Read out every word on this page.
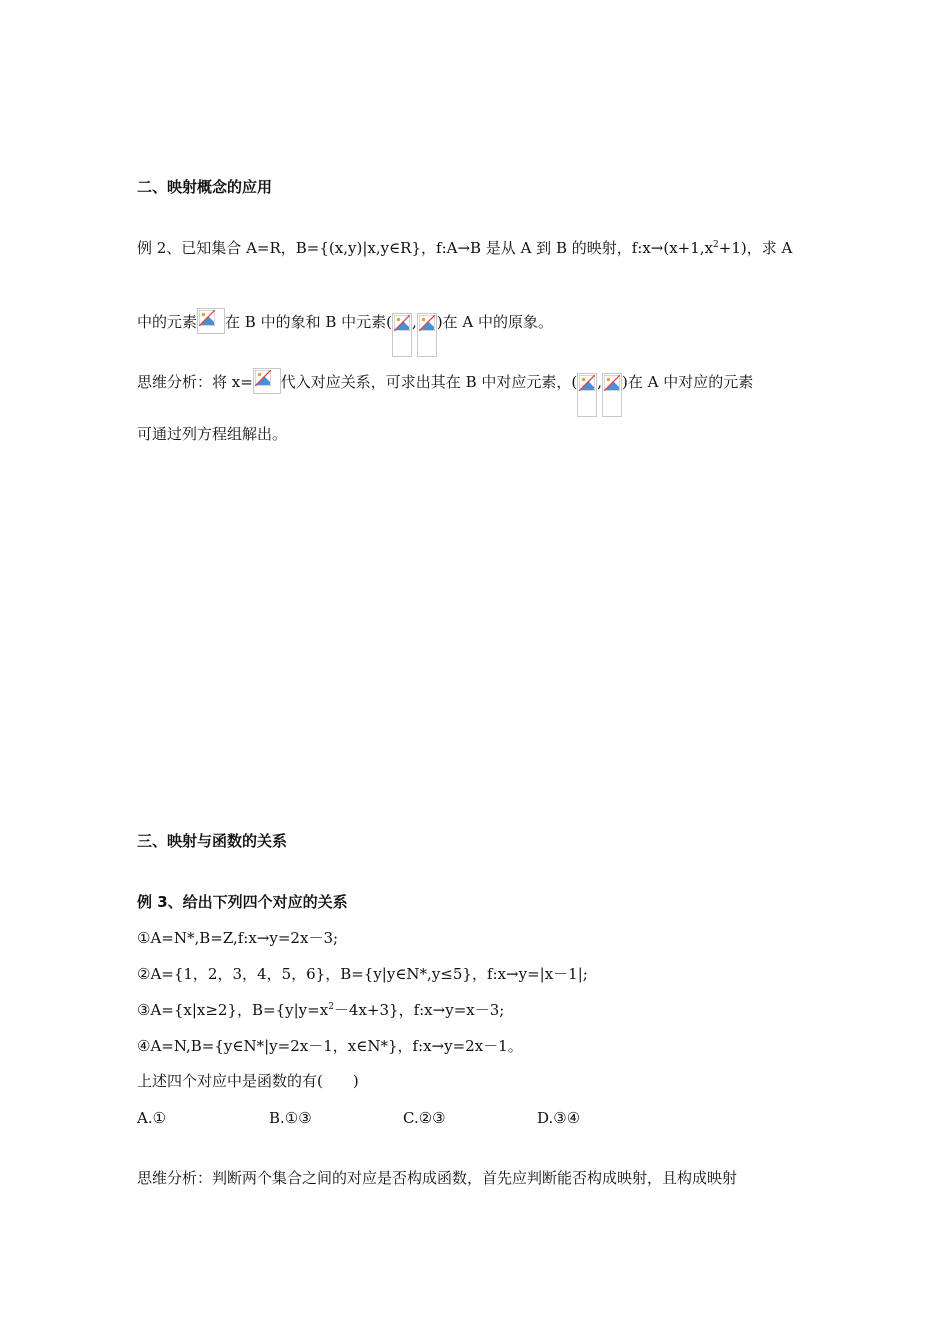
二、映射概念的应用
例 2、已知集合 A=R，B={(x,y)|x,y∈R}，f:A→B 是从 A 到 B 的映射，$f:x\to(x+1,x^2+1)$，求 A
中的元素 在 B 中的象和 B 中元素( , )在 A 中的原象。
思维分析：将 x= 代入对应关系，可求出其在 B 中对应元素，( , )在 A 中对应的元素
可通过列方程组解出。
三、映射与函数的关系
例 3、给出下列四个对应的关系
①A=N*,B=Z,f:x→y=2x－3;
②A={1，2，3，4，5，6}，B={y|y∈N*,y≤5}，f:x→y=|x－1|;
③A={x|x≥2}，$B=\{y|y=x^2-4x+3\}$，f:x→y=x－3;
④A=N,B={y∈N*|y=2x－1，x∈N*}，f:x→y=2x－1。
上述四个对应中是函数的有(　　)
A.①	B.①③	C.②③	D.③④
思维分析：判断两个集合之间的对应是否构成函数，首先应判断能否构成映射，且构成映射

------------------------

# Your goal
Reproduce every record word for word. The copy must contain no pictures.

# Solution for this exercise
Read out every word on this page.
二、映射概念的应用
例 2、已知集合 A=R，B={(x,y)|x,y∈R}，f:A→B 是从 A 到 B 的映射，$f:x\to(x+1,x^2+1)$，求 A
中的元素 在 B 中的象和 B 中元素( , )在 A 中的原象。
思维分析：将 x= 代入对应关系，可求出其在 B 中对应元素，( , )在 A 中对应的元素
可通过列方程组解出。
三、映射与函数的关系
例 3、给出下列四个对应的关系
①A=N*,B=Z,f:x→y=2x－3;
②A={1，2，3，4，5，6}，B={y|y∈N*,y≤5}，f:x→y=|x－1|;
③A={x|x≥2}，$B=\{y|y=x^2-4x+3\}$，f:x→y=x－3;
④A=N,B={y∈N*|y=2x－1，x∈N*}，f:x→y=2x－1。
上述四个对应中是函数的有(　　)
A.①	B.①③	C.②③	D.③④
思维分析：判断两个集合之间的对应是否构成函数，首先应判断能否构成映射，且构成映射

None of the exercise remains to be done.